**Supplied information**
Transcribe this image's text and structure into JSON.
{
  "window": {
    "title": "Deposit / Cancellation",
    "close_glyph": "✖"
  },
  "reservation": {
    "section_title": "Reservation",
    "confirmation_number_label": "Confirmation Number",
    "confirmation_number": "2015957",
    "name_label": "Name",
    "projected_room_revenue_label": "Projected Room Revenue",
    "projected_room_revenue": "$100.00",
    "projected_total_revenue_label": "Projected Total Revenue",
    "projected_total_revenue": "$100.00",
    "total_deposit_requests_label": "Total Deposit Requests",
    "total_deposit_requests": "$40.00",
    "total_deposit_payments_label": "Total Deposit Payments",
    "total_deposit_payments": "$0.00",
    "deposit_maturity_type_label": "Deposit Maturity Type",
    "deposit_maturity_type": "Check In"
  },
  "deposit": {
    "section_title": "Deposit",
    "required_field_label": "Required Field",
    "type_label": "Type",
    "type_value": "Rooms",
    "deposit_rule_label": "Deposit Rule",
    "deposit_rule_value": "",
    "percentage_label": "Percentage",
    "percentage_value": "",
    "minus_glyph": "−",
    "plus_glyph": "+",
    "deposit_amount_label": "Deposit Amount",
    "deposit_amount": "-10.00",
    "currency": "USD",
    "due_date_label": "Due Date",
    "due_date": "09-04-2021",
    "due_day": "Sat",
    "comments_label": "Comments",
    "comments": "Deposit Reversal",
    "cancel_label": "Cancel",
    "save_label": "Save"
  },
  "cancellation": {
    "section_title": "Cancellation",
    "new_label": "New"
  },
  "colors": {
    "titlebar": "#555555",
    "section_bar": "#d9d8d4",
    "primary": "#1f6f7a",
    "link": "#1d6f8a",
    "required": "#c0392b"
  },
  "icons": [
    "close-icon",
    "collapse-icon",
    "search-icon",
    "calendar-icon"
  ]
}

**Stated goal**
All of the records must be repeated exactly.

**The answer**
Transcribe this image's text and structure into JSON.
{
  "window": {
    "title": "Deposit / Cancellation",
    "close_glyph": "✖"
  },
  "reservation": {
    "section_title": "Reservation",
    "confirmation_number_label": "Confirmation Number",
    "confirmation_number": "2015957",
    "name_label": "Name",
    "projected_room_revenue_label": "Projected Room Revenue",
    "projected_room_revenue": "$100.00",
    "projected_total_revenue_label": "Projected Total Revenue",
    "projected_total_revenue": "$100.00",
    "total_deposit_requests_label": "Total Deposit Requests",
    "total_deposit_requests": "$40.00",
    "total_deposit_payments_label": "Total Deposit Payments",
    "total_deposit_payments": "$0.00",
    "deposit_maturity_type_label": "Deposit Maturity Type",
    "deposit_maturity_type": "Check In"
  },
  "deposit": {
    "section_title": "Deposit",
    "required_field_label": "Required Field",
    "type_label": "Type",
    "type_value": "Rooms",
    "deposit_rule_label": "Deposit Rule",
    "deposit_rule_value": "",
    "percentage_label": "Percentage",
    "percentage_value": "",
    "minus_glyph": "−",
    "plus_glyph": "+",
    "deposit_amount_label": "Deposit Amount",
    "deposit_amount": "-10.00",
    "currency": "USD",
    "due_date_label": "Due Date",
    "due_date": "09-04-2021",
    "due_day": "Sat",
    "comments_label": "Comments",
    "comments": "Deposit Reversal",
    "cancel_label": "Cancel",
    "save_label": "Save"
  },
  "cancellation": {
    "section_title": "Cancellation",
    "new_label": "New"
  },
  "colors": {
    "titlebar": "#555555",
    "section_bar": "#d9d8d4",
    "primary": "#1f6f7a",
    "link": "#1d6f8a",
    "required": "#c0392b"
  },
  "icons": [
    "close-icon",
    "collapse-icon",
    "search-icon",
    "calendar-icon"
  ]
}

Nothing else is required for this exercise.